### Exercise prompt
Please retype the data in full and exactly; the pictures are not part of the copy.

### Input for this task
● ● ●

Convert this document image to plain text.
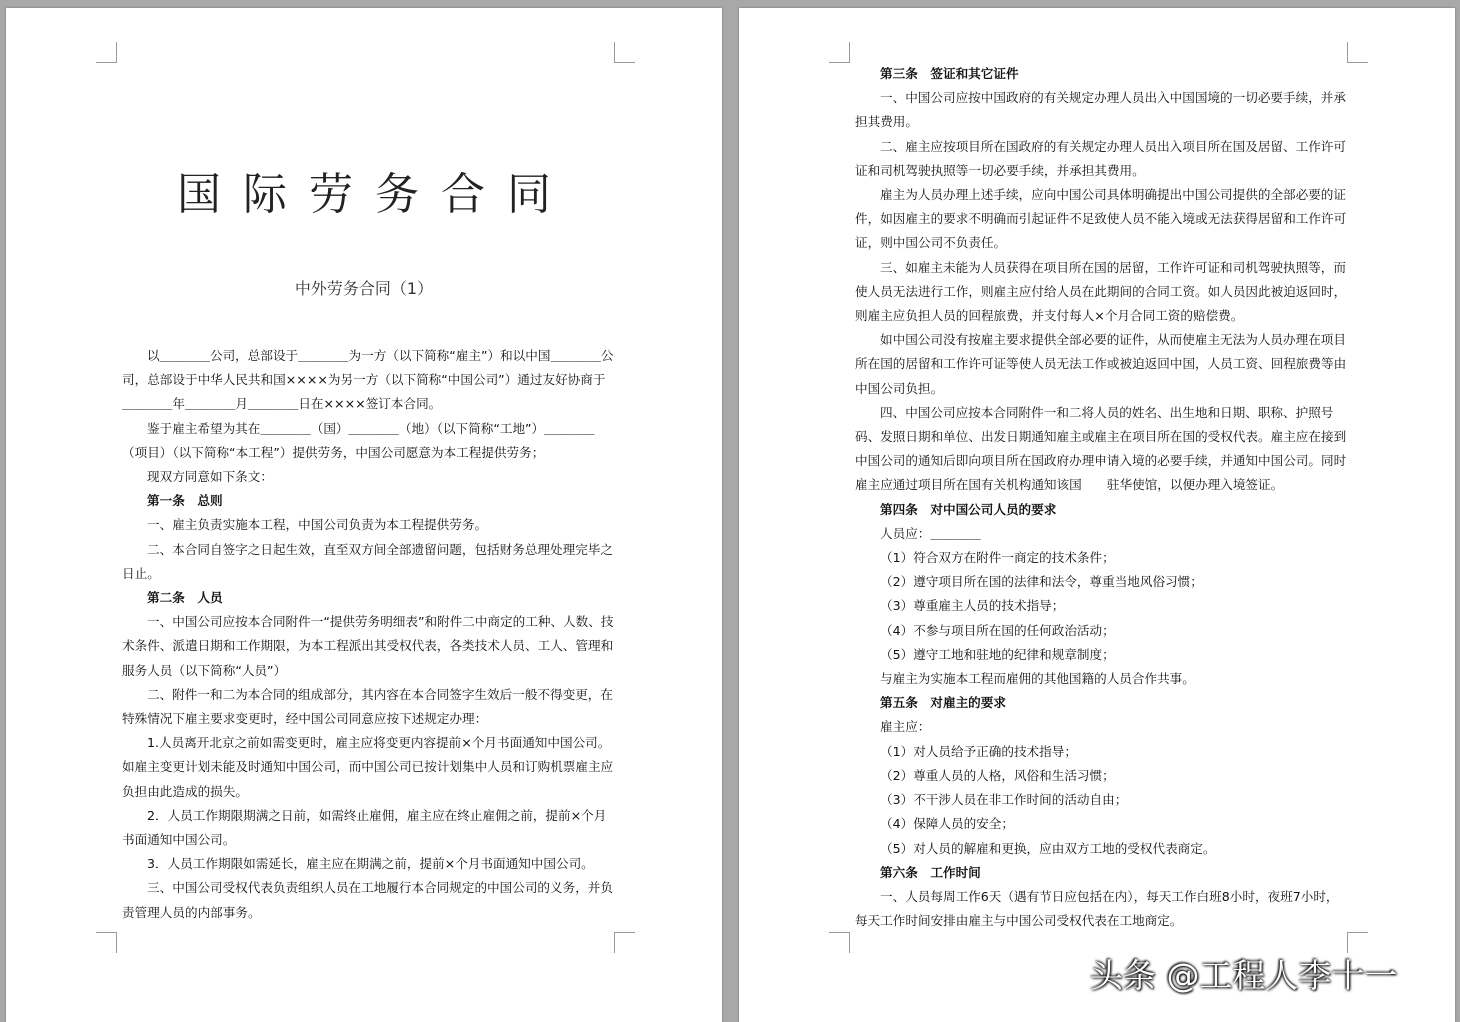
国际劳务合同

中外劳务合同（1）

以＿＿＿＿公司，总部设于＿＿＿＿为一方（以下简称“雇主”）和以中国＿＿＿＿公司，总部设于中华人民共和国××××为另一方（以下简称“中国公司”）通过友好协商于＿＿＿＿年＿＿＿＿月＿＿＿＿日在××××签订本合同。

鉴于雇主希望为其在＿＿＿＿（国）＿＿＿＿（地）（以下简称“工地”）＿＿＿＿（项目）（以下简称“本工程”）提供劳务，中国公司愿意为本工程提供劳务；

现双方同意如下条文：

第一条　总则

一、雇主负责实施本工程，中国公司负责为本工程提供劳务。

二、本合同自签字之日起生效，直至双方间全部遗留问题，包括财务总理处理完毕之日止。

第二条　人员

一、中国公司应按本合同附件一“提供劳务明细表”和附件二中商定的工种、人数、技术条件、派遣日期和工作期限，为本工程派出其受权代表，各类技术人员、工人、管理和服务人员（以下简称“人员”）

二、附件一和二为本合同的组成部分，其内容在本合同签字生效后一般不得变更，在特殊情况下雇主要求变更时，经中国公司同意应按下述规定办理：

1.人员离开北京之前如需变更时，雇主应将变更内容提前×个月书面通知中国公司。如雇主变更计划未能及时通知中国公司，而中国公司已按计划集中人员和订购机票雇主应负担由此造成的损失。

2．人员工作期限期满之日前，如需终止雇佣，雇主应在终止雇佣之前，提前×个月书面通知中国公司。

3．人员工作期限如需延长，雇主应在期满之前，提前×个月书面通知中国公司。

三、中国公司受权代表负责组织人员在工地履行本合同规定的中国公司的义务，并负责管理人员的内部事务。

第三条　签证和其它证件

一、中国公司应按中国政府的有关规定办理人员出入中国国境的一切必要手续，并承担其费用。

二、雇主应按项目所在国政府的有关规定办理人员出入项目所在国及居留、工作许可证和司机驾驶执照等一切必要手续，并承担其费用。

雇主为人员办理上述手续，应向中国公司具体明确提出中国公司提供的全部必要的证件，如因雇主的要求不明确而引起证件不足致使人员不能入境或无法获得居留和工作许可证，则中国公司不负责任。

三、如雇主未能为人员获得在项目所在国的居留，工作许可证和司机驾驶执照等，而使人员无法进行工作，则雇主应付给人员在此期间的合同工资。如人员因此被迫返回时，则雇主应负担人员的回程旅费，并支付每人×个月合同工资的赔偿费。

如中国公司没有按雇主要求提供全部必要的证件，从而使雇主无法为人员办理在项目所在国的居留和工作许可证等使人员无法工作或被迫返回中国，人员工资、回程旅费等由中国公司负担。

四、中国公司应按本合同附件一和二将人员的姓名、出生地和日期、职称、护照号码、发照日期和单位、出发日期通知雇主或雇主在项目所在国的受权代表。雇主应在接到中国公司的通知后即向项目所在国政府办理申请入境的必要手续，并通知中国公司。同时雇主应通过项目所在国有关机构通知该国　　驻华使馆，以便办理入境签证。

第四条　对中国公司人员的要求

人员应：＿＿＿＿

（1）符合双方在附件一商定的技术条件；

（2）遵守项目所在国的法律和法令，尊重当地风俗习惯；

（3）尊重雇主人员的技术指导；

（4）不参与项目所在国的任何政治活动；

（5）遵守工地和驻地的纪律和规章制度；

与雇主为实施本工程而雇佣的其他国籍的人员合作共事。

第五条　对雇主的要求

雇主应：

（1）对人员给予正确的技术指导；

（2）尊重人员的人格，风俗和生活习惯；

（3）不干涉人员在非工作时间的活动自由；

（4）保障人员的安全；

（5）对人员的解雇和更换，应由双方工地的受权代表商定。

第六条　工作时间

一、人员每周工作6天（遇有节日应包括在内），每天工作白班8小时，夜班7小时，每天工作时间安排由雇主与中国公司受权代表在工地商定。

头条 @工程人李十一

● ● ●

### Written solution
Convert this document image to plain text.
国际劳务合同

中外劳务合同（1）

以＿＿＿＿公司，总部设于＿＿＿＿为一方（以下简称“雇主”）和以中国＿＿＿＿公司，总部设于中华人民共和国××××为另一方（以下简称“中国公司”）通过友好协商于＿＿＿＿年＿＿＿＿月＿＿＿＿日在××××签订本合同。

鉴于雇主希望为其在＿＿＿＿（国）＿＿＿＿（地）（以下简称“工地”）＿＿＿＿（项目）（以下简称“本工程”）提供劳务，中国公司愿意为本工程提供劳务；

现双方同意如下条文：

第一条　总则

一、雇主负责实施本工程，中国公司负责为本工程提供劳务。

二、本合同自签字之日起生效，直至双方间全部遗留问题，包括财务总理处理完毕之日止。

第二条　人员

一、中国公司应按本合同附件一“提供劳务明细表”和附件二中商定的工种、人数、技术条件、派遣日期和工作期限，为本工程派出其受权代表，各类技术人员、工人、管理和服务人员（以下简称“人员”）

二、附件一和二为本合同的组成部分，其内容在本合同签字生效后一般不得变更，在特殊情况下雇主要求变更时，经中国公司同意应按下述规定办理：

1.人员离开北京之前如需变更时，雇主应将变更内容提前×个月书面通知中国公司。如雇主变更计划未能及时通知中国公司，而中国公司已按计划集中人员和订购机票雇主应负担由此造成的损失。

2．人员工作期限期满之日前，如需终止雇佣，雇主应在终止雇佣之前，提前×个月书面通知中国公司。

3．人员工作期限如需延长，雇主应在期满之前，提前×个月书面通知中国公司。

三、中国公司受权代表负责组织人员在工地履行本合同规定的中国公司的义务，并负责管理人员的内部事务。

第三条　签证和其它证件

一、中国公司应按中国政府的有关规定办理人员出入中国国境的一切必要手续，并承担其费用。

二、雇主应按项目所在国政府的有关规定办理人员出入项目所在国及居留、工作许可证和司机驾驶执照等一切必要手续，并承担其费用。

雇主为人员办理上述手续，应向中国公司具体明确提出中国公司提供的全部必要的证件，如因雇主的要求不明确而引起证件不足致使人员不能入境或无法获得居留和工作许可证，则中国公司不负责任。

三、如雇主未能为人员获得在项目所在国的居留，工作许可证和司机驾驶执照等，而使人员无法进行工作，则雇主应付给人员在此期间的合同工资。如人员因此被迫返回时，则雇主应负担人员的回程旅费，并支付每人×个月合同工资的赔偿费。

如中国公司没有按雇主要求提供全部必要的证件，从而使雇主无法为人员办理在项目所在国的居留和工作许可证等使人员无法工作或被迫返回中国，人员工资、回程旅费等由中国公司负担。

四、中国公司应按本合同附件一和二将人员的姓名、出生地和日期、职称、护照号码、发照日期和单位、出发日期通知雇主或雇主在项目所在国的受权代表。雇主应在接到中国公司的通知后即向项目所在国政府办理申请入境的必要手续，并通知中国公司。同时雇主应通过项目所在国有关机构通知该国　　驻华使馆，以便办理入境签证。

第四条　对中国公司人员的要求

人员应：＿＿＿＿

（1）符合双方在附件一商定的技术条件；

（2）遵守项目所在国的法律和法令，尊重当地风俗习惯；

（3）尊重雇主人员的技术指导；

（4）不参与项目所在国的任何政治活动；

（5）遵守工地和驻地的纪律和规章制度；

与雇主为实施本工程而雇佣的其他国籍的人员合作共事。

第五条　对雇主的要求

雇主应：

（1）对人员给予正确的技术指导；

（2）尊重人员的人格，风俗和生活习惯；

（3）不干涉人员在非工作时间的活动自由；

（4）保障人员的安全；

（5）对人员的解雇和更换，应由双方工地的受权代表商定。

第六条　工作时间

一、人员每周工作6天（遇有节日应包括在内），每天工作白班8小时，夜班7小时，每天工作时间安排由雇主与中国公司受权代表在工地商定。

头条 @工程人李十一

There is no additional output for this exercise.